SELECTED EXTRACT =
Summary¶
- Vector Error Correction Model (VECM) is specifically used for analyzing cointegrated time series that are first-order integrated, I($1$).
- VECM is builds on the concept of cointegration, i.e., each time series might be I($1$), and certain linear combinations of them are stationary, I($0$).
- VECM is derived from a reduced-form VAR in levels when the data is cointegrated
- VECM includes an error correction term that reflects the deviation from the lagged long-run average or "equilibrium"
VECM¶
Suppose $\mathbf{y}_t$ is a VAR($p$) with I($1$), possibly cointegrated, variables in levels, then
\begin{gather*} \Delta \mathbf{y}_t = \boldsymbol{\Pi} \mathbf{y}_{t-1} + \sum_{h=1}^{p-1} \boldsymbol{\Gamma}_h \Delta \mathbf{y}_{t-h} + \boldsymbol{\upsilon}_t \end{gather*}
$\Delta \mathbf{y}_t$ is the first difference of a vector of $n$ non-stationary, I($1$), variables, making them stationary. $\sum_{h=1}^{p-1} \boldsymbol{\Gamma}_h \Delta \mathbf{y}_{t-h}$ captures the short-run dynamics of the system, and $\boldsymbol{\upsilon}_t$ is a vector of white noise errors.
$\boldsymbol{\Pi} \mathbf{y}_{t-1}$ is the error correction term, i.e., the long-run equilibrium relationship between variables in levels, where $\boldsymbol{\Pi}$ is the cointegration structure.
- If $\boldsymbol{\Pi} = \boldsymbol{0}$, there is no cointegration and no need for VECM.
- If $\boldsymbol{\Pi}$ has reduced rank, $r < n$, then $\boldsymbol{\Pi} = \boldsymbol{\alpha} \boldsymbol{\beta}'$, where:
- $\boldsymbol{\beta}_{n \times r}$ is a matrix of cointegrating vectors.
- $\boldsymbol{\alpha}_{n \times r}$ is a matrix of adjustment coefficients, determining how each variable returns to its long-run equilibrium.
- If $\boldsymbol{\Pi}$ is full rank, $r = n$, then $\mathbf{y}_t$ is already stationary and no need for VECM.
Rank of a matrix¶
- A square matrix $\mathbf{A}_{n \times n}$ is full rank if its rank is $n$. It's not full rank, or has reduced rank, if its rank $<n$.
- The following conditions are all equivalent — if any one is true, the matrix is full rank (warning: this is not a complete list)

STATED TASK = Please carry on the VECM notes above from the point where they stop.

DATASET EXCERPTS =
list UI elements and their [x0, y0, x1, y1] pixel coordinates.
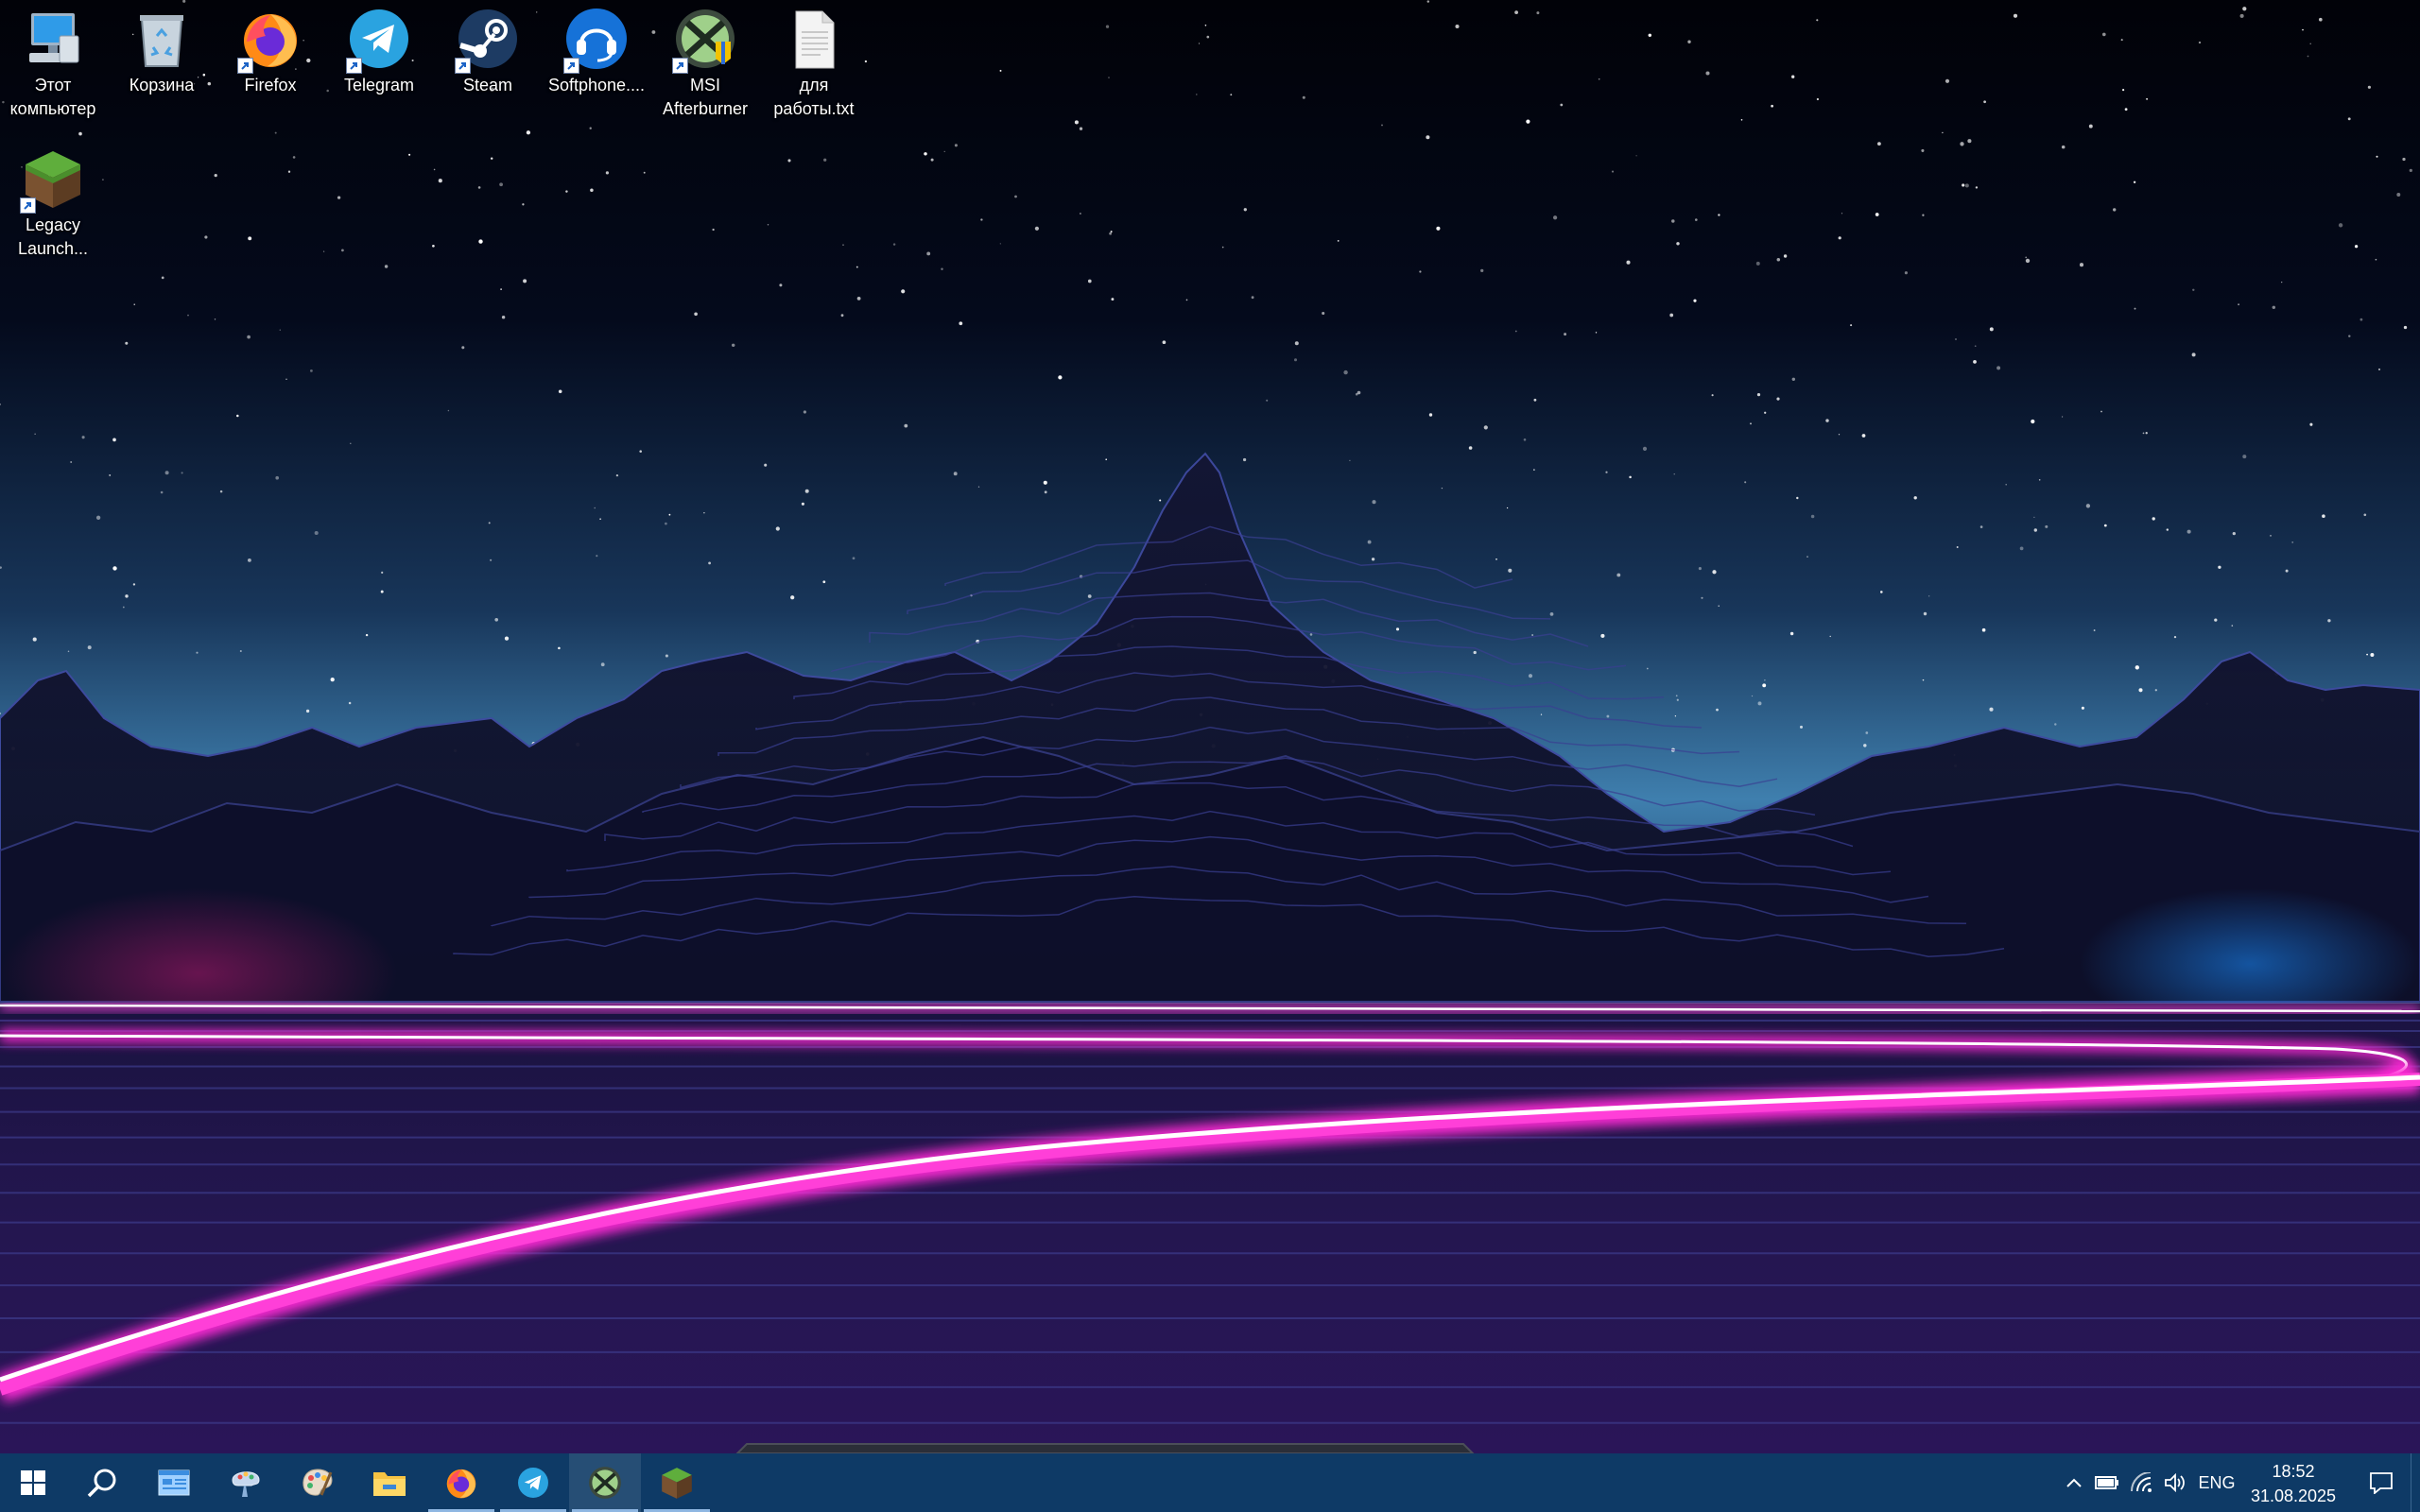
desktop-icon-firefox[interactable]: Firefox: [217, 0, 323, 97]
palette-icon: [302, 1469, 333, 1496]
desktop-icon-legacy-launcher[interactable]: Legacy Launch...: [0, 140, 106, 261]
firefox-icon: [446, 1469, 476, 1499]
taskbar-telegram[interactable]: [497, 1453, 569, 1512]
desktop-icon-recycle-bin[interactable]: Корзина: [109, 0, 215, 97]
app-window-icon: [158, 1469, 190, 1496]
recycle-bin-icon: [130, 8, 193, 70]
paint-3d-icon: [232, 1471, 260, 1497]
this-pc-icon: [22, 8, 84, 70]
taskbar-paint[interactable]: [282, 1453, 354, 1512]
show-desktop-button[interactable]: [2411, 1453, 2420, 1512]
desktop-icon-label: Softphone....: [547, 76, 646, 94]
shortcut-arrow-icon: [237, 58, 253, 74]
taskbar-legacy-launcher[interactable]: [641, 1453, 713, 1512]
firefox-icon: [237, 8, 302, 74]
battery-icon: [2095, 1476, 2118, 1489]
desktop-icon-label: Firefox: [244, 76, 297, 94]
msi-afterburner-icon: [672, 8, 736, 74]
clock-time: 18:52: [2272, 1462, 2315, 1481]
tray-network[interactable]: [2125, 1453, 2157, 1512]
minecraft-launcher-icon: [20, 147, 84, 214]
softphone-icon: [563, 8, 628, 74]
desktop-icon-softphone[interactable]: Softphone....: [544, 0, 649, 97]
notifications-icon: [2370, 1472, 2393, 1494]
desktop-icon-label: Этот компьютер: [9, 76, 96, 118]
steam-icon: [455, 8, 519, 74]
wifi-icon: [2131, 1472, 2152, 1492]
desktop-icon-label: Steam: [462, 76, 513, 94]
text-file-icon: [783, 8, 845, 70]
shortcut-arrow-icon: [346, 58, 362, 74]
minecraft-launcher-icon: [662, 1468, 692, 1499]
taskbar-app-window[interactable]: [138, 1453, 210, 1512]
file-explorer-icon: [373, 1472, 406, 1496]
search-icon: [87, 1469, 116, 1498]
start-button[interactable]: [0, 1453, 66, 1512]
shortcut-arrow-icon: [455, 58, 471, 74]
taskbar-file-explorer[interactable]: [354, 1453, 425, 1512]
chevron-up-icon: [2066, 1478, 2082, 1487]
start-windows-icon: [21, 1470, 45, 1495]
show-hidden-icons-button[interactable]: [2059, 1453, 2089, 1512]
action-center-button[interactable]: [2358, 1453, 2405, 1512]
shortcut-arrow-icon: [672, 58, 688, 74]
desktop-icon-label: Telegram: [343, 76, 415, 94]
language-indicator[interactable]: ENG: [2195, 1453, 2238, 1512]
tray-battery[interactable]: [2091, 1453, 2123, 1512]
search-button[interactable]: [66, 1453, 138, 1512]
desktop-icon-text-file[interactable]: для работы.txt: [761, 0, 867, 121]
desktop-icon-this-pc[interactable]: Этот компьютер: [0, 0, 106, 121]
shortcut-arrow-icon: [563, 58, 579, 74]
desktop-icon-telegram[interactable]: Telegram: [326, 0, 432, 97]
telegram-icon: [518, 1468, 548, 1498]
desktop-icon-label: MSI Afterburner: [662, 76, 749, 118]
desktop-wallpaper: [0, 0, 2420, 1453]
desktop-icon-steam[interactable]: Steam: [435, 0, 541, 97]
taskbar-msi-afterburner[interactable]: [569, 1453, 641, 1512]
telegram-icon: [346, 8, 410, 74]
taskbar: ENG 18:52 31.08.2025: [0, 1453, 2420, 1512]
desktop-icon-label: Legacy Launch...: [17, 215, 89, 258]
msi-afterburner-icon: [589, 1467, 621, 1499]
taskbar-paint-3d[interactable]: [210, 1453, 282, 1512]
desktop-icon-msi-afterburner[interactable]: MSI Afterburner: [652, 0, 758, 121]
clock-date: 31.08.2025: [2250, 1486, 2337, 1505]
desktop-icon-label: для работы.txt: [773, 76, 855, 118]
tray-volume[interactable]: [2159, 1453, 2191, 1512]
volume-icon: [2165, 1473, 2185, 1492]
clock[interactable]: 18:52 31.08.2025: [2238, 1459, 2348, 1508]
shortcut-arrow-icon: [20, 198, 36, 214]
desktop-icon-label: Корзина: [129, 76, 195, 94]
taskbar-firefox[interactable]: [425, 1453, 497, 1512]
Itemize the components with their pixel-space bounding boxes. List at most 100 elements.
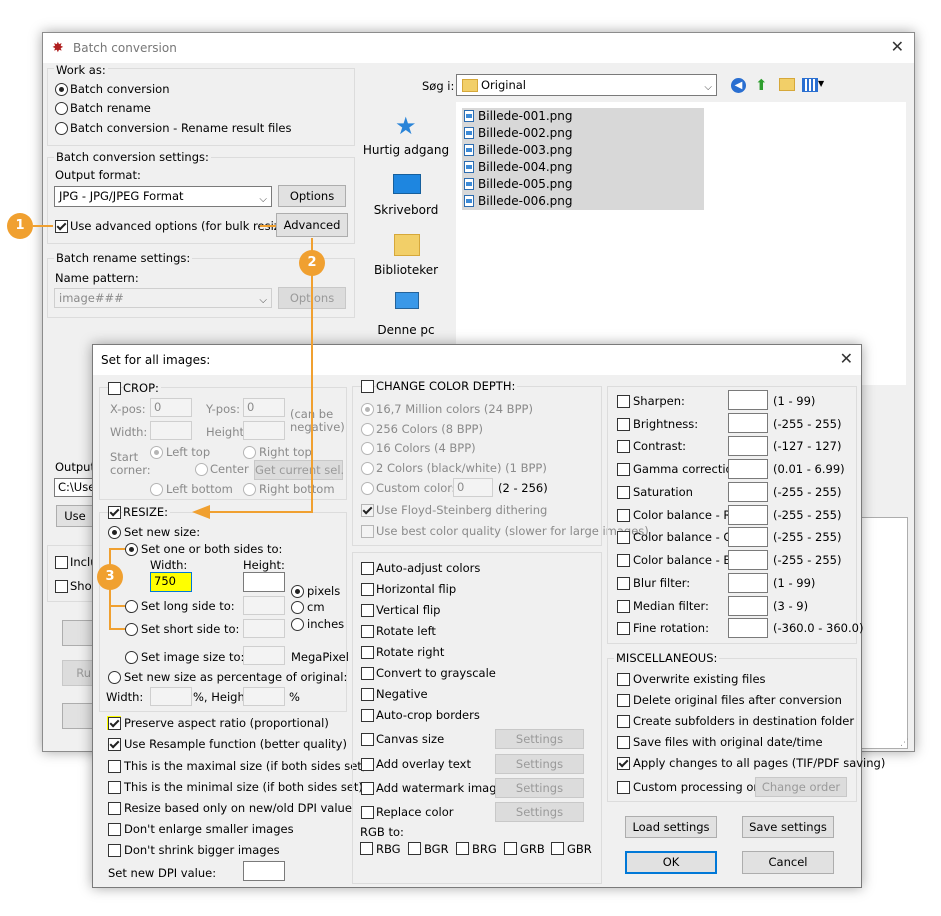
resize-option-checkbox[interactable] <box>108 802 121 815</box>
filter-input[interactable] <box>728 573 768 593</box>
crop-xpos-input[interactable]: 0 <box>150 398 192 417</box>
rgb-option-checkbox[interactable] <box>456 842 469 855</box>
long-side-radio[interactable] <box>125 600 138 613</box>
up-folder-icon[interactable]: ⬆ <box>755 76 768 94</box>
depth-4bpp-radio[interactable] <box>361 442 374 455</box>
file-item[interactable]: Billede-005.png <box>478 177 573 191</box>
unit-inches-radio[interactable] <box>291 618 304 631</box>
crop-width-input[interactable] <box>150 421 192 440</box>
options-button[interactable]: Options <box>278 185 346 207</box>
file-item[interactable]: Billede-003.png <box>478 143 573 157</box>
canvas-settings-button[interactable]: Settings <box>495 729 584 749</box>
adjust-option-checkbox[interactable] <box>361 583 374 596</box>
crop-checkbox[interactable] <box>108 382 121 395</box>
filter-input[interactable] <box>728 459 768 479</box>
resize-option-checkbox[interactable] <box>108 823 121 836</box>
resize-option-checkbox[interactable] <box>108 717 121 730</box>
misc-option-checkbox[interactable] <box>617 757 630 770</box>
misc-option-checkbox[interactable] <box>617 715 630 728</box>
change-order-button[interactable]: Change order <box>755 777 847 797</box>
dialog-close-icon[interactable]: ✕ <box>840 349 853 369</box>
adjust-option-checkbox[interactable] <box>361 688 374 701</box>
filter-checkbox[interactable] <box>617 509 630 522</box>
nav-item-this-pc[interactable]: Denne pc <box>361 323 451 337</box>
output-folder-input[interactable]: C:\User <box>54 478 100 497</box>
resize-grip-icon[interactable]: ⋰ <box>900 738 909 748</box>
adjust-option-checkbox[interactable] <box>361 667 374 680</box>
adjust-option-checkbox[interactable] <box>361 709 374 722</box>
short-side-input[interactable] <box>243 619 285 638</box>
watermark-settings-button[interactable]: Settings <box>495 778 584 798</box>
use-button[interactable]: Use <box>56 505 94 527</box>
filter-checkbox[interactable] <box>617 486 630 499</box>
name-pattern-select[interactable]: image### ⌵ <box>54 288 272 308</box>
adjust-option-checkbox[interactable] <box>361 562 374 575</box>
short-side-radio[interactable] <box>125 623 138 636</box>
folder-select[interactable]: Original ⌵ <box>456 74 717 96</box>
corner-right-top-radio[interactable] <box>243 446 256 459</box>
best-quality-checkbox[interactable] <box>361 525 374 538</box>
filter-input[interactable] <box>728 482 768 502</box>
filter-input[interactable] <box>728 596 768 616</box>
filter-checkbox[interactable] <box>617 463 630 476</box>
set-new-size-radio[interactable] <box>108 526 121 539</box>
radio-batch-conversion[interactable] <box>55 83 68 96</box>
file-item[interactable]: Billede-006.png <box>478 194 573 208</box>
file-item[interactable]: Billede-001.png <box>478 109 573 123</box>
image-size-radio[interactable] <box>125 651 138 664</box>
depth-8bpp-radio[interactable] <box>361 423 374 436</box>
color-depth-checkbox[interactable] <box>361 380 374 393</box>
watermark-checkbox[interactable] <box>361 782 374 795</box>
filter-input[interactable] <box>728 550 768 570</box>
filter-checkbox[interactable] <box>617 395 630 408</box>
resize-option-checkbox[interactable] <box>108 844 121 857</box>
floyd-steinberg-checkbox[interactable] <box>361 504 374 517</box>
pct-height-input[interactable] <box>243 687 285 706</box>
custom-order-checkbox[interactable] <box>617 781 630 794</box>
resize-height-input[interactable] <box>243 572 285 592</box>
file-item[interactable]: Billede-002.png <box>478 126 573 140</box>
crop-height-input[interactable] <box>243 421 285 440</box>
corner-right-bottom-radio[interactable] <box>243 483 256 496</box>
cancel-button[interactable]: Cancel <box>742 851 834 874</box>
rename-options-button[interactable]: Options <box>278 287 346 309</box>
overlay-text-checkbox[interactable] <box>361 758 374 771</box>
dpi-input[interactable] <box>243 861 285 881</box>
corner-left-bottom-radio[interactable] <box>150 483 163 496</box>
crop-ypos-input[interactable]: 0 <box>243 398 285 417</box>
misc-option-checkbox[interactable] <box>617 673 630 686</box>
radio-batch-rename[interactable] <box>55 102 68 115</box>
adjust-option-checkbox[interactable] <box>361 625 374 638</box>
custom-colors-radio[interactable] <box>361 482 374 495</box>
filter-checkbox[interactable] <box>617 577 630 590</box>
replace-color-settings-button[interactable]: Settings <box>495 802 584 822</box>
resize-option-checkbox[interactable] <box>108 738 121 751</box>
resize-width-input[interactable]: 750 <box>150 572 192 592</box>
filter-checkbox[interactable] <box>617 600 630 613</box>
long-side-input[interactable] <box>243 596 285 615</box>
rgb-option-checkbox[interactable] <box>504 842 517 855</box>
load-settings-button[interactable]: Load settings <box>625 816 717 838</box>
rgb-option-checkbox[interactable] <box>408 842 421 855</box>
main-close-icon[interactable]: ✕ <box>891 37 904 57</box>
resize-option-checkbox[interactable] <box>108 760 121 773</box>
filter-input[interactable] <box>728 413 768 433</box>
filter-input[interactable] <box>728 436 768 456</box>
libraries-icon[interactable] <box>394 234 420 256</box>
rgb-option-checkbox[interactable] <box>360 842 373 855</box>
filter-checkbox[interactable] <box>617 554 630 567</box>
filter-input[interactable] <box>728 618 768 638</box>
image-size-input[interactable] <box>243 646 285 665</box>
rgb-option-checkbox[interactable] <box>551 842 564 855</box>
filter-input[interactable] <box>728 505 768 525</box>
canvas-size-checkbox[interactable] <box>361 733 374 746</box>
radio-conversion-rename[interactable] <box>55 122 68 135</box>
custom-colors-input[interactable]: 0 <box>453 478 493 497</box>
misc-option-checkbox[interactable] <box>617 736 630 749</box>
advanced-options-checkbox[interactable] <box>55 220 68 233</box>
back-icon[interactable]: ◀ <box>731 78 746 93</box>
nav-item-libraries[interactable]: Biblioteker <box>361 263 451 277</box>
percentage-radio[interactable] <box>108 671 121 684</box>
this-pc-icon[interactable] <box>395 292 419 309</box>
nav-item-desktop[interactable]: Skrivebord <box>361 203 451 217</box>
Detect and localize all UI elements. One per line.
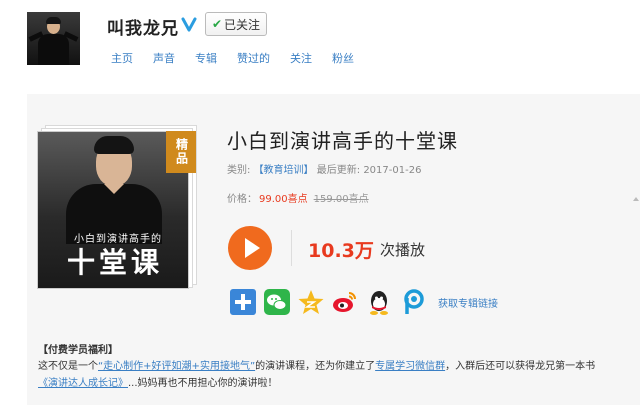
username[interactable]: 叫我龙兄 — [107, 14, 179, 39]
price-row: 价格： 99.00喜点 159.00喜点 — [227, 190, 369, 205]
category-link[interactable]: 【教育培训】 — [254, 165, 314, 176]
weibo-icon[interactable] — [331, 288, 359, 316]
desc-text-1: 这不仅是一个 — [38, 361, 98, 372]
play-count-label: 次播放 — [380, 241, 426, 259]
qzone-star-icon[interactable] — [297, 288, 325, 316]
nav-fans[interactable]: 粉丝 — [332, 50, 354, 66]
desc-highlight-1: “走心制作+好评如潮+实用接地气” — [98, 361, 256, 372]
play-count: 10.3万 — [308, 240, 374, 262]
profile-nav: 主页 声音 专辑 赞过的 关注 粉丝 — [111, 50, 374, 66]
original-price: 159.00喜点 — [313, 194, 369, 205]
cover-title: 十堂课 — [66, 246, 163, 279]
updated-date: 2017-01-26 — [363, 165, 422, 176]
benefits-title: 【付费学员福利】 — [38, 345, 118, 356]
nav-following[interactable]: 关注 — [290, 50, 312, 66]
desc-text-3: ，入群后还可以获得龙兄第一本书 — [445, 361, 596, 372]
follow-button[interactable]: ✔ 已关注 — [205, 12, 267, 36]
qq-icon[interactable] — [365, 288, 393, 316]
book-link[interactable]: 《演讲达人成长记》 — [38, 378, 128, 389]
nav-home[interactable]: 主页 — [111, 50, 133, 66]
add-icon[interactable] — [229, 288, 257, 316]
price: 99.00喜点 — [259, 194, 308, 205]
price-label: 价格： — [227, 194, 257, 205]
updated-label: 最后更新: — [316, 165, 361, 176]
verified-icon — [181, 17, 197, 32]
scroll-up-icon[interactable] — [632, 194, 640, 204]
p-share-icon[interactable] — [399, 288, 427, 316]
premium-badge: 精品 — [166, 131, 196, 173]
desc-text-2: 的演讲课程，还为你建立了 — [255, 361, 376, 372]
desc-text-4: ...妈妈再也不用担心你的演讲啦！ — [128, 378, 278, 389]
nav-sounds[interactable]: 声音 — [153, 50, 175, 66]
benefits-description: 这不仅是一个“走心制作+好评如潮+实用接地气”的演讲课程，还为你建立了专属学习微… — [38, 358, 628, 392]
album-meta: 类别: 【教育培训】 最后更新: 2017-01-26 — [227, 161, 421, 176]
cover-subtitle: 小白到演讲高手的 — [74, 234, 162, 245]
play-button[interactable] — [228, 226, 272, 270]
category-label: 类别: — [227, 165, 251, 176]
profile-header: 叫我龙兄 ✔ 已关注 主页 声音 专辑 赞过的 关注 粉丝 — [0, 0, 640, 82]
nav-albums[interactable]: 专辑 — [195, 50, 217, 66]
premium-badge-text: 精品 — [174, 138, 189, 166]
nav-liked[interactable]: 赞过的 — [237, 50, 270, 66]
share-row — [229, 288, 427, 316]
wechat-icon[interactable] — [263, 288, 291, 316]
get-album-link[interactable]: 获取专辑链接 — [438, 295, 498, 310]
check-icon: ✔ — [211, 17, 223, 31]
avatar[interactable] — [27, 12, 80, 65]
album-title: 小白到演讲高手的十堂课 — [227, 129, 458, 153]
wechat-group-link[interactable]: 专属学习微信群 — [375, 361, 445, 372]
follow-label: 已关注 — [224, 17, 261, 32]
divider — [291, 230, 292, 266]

THE REPLY =
- Linearly independent columns: No column can be written as a linear combination of the others.
- Linearly independent rows: No row is a linear combination of other rows.
- Non-zero determinant: $\det(\mathbf{A}) \ne 0$ or $|\mathbf{A}| \ne 0$
- Invertibility: there exists $\mathbf{A}^{-1}$ such that $\mathbf{A} \mathbf{A}^{-1} = I_n$
Examples¶
Consider the following square matrix
\begin{gather*} \mathbf{A} = \begin{bmatrix} 2 & 4 \\ 1 & 2 \end{bmatrix} \end{gather*}
- Column 2 is $2\times$ column 1 $\rightarrow$ $\mathbf{A}$ is not full rank
- Row 1 is $2\times$ row 2 $\rightarrow$ $\mathbf{A}$ is not full rank
Consider the following square matrix
\begin{gather*} \mathbf{A} = \begin{bmatrix} 3 & 5 \\ 2 & 4 \end{bmatrix} \end{gather*}
- We can't multiply one row or column by a constant to get the other.
- The determinant of a $2 \times 2$ matrix is $|\mathbf{A}| = ad - bc$
- Plug in the values $|\mathbf{A}| = (3)(4) - (5)(2) = 12 - 10 = 2$
- Since $|\mathbf{A}| \neq 0$, the matrix is full rank.
# Scientific computing
import numpy as np
# Matrix
A = np.array([
[1, 2],
[2, 4]
])
# Rank
rank = np.linalg.matrix_rank(A)
# Determinant
det = np.linalg.det(A)
# Display
print(f'det = {det:.4f}')
print(rank)
det = 0.0000 1
# Matrix
A = np.array([
[3, 5],
[2, 4]
])
# Rank
rank = np.linalg.matrix_rank(A)
# Determinant
det = np.linalg.det(A)
# Display
print(f'det = {det:.4f}')
print(rank)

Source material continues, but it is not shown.